Instructions to follow: Search the data for the word "inertia" and copy every line where it occurs.

Extracted records:
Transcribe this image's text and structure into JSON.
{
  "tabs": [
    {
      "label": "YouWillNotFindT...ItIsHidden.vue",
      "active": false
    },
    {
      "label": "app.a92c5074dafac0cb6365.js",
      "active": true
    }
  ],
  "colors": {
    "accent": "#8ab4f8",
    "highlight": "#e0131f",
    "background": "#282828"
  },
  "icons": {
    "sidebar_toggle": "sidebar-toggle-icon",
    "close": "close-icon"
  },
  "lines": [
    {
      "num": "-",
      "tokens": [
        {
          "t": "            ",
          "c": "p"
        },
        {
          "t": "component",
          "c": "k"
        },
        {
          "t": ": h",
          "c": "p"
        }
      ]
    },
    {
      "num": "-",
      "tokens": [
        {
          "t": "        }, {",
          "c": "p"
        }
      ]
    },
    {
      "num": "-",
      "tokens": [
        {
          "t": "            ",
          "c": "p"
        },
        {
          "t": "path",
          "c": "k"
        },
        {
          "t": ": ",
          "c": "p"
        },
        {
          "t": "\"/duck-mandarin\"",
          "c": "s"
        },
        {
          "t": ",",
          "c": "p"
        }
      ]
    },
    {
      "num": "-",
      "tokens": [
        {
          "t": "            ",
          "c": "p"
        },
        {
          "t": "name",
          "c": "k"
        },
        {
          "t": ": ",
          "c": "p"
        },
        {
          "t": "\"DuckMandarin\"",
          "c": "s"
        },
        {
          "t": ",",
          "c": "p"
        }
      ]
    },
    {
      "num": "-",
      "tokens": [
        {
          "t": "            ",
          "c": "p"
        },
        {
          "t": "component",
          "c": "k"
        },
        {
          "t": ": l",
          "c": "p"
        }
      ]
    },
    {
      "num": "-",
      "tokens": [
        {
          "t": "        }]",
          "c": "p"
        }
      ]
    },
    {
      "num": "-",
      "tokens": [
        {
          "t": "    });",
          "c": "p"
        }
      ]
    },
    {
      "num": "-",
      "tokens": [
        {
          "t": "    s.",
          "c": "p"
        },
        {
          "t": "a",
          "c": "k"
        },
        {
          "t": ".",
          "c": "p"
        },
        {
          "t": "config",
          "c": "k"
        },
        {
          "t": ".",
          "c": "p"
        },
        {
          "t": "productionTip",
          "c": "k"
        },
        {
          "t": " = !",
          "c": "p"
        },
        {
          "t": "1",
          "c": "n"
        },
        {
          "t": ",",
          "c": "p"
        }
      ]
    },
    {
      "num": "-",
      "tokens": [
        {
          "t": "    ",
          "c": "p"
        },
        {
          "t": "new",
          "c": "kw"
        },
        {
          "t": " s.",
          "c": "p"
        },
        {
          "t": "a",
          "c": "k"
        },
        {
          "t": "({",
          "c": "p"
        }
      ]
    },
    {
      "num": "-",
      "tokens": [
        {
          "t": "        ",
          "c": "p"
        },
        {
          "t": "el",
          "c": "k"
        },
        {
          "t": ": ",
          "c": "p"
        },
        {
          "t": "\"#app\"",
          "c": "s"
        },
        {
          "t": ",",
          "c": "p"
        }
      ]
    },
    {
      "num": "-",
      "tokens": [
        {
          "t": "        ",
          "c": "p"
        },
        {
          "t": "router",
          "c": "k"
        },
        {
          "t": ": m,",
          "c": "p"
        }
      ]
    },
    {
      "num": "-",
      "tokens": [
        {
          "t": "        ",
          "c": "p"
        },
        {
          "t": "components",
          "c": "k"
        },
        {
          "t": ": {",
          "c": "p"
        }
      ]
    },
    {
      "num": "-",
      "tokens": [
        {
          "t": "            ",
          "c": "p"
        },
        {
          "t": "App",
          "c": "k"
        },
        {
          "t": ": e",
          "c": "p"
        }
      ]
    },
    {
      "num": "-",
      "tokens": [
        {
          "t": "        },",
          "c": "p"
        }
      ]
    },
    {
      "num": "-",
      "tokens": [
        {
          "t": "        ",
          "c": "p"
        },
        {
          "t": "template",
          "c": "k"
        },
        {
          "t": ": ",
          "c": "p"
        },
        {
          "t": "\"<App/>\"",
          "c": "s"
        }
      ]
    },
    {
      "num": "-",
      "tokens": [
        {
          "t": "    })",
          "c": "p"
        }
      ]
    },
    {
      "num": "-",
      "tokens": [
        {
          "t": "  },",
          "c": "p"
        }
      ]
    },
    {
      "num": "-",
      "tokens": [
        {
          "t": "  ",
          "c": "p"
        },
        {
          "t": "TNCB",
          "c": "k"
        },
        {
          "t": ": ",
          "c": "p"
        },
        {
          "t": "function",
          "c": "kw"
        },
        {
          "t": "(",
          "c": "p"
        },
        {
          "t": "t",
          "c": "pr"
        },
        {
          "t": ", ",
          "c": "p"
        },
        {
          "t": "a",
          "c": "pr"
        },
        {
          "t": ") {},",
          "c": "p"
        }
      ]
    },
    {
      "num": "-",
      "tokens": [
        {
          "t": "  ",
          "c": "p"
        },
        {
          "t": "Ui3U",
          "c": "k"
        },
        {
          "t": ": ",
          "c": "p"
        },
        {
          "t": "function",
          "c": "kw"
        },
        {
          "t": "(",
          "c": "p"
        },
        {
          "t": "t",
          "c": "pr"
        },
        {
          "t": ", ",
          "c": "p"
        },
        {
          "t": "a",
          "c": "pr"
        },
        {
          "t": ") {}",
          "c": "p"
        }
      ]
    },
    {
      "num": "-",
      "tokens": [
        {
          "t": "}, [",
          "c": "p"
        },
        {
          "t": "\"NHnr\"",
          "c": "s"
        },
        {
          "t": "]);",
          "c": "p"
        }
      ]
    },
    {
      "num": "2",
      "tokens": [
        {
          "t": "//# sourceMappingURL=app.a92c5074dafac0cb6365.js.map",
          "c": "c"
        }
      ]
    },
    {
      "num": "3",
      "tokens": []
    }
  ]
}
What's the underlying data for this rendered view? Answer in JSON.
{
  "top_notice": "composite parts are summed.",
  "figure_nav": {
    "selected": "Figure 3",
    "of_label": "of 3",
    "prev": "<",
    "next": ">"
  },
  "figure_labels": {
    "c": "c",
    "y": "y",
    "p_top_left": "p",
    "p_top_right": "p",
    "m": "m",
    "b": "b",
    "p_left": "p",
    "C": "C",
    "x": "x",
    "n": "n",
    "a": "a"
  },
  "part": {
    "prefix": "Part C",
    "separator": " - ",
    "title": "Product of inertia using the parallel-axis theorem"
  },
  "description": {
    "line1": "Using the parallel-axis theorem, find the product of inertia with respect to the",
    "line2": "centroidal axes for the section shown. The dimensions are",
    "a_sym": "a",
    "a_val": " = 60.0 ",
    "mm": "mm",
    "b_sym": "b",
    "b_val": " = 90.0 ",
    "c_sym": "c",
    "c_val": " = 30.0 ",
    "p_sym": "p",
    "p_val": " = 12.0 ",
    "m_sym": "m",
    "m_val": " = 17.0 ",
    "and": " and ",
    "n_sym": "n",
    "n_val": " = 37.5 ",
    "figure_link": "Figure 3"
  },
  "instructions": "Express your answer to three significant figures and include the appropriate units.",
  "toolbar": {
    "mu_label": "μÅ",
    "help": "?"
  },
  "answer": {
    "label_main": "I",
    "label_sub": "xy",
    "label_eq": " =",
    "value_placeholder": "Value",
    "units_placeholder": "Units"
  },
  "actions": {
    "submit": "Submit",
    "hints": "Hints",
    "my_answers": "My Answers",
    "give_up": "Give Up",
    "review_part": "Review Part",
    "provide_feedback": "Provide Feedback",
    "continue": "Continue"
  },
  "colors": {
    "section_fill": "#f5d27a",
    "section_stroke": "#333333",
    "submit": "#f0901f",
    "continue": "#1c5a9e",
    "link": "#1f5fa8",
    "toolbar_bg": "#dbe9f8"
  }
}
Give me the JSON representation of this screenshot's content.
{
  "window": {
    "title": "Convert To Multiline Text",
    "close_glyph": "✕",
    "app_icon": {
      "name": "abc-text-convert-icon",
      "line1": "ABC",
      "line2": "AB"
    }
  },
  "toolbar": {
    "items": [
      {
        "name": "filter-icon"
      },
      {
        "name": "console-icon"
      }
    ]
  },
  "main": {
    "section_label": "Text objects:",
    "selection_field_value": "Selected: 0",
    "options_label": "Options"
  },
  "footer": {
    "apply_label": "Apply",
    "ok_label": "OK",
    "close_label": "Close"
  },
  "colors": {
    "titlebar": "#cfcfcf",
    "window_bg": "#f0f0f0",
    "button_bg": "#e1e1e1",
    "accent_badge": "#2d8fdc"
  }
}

Output for this task:
    "title": "Product of inertia using the parallel-axis theorem"
    "line1": "Using the parallel-axis theorem, find the product of inertia with respect to the",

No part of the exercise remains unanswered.